Filed 3/25/21 P. v. Turney CA4/2
NOT TO BE PUBLISHED IN OFFICIAL REPORTS California Rules of Court, rule 8.1115(a), prohibits courts and parties from citing or relying on opinions not certified for publication or ordered published, except as specified by rule 8.1115(b). This opinion has not been certified for publication or ordered published for purposes of rule 8.1115.
IN THE COURT OF APPEAL OF THE STATE OF CALIFORNIA
FOURTH APPELLATE DISTRICT
DIVISION TWO
THE PEOPLE,
Plaintiff and Respondent, E074135
v. (Super.Ct.No. RIF1704507)
PAULAJEAN PATRICE TURNEY, OPINION
Defendant and Appellant.
APPEAL from the Superior Court of Riverside County. Bonnie M. Dumanis,
Judge. (Retired Judge of the San Diego Super. Ct. assigned by the Chief Justice pursuant
to art. VI, § 6 of the Cal. Const.) Affirmed and remanded with directions.
Stephane Quinn, under appointment by the Court of Appeal, for Defendant and
Appellant.
Xavier Becerra, Attorney General, Lance E. Winters, Chief Assistant Attorney
General, Julie L. Garland, Assistant Attorney General, Melissa Mandel and A. Natasha
Cortina, Deputy Attorneys General, for Plaintiff and Respondent.
1 I
INTRODUCTION
After punching a teenager and destroying his cell phone, a jury found defendant
and appellant Paulajean Patrice Turney guilty of felony vandalism (Pen. Code,1 § 594,
subd. (a)) and misdemeanor child endangerment (§ 273a, subd. (b)). The trial court
suspended imposition of sentence and placed defendant on supervised probation for three
years on various terms and conditions, including the obligation to “[r]eport any law
enforcement contacts” to her probation officer “within 48 hours.” Defendant challenges
the police-contact reporting condition, arguing it is unconstitutionally overbroad and
vague on its face and must be stricken or modified. We order the matter remanded to the
trial court to modify the condition consistent with this opinion. In all other respects, we
affirm.
II
FACTUAL BACKGROUND
Defendant sped up to a high school crosswalk, almost struck a student, and then
yelled profanities at the student for not paying attention. After the student’s friend, 17-
year-old E.P., yelled profanities back at defendant for her conduct, defendant made a U-
turn, pulled over, and confronted E.P. Defendant chest bumped E.P. and the two
continued to exchange profanity-laden insults. Ultimately, defendant punched E.P. in the
1 All future references are to the Penal Code unless otherwise stated.

# Work to do
From the court opinion, list everyone named as representing the Plaintiff and Respondent. The material isn't needed for the task on the court opinion.

# Dataset excerpt
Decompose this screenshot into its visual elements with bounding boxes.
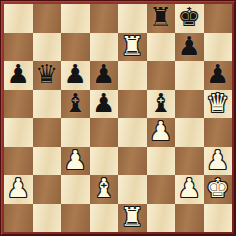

# Response to this exercise
Xavier Becerra, Lance E. Winters, Julie L. Garland, Melissa Mandel, A. Natasha Cortina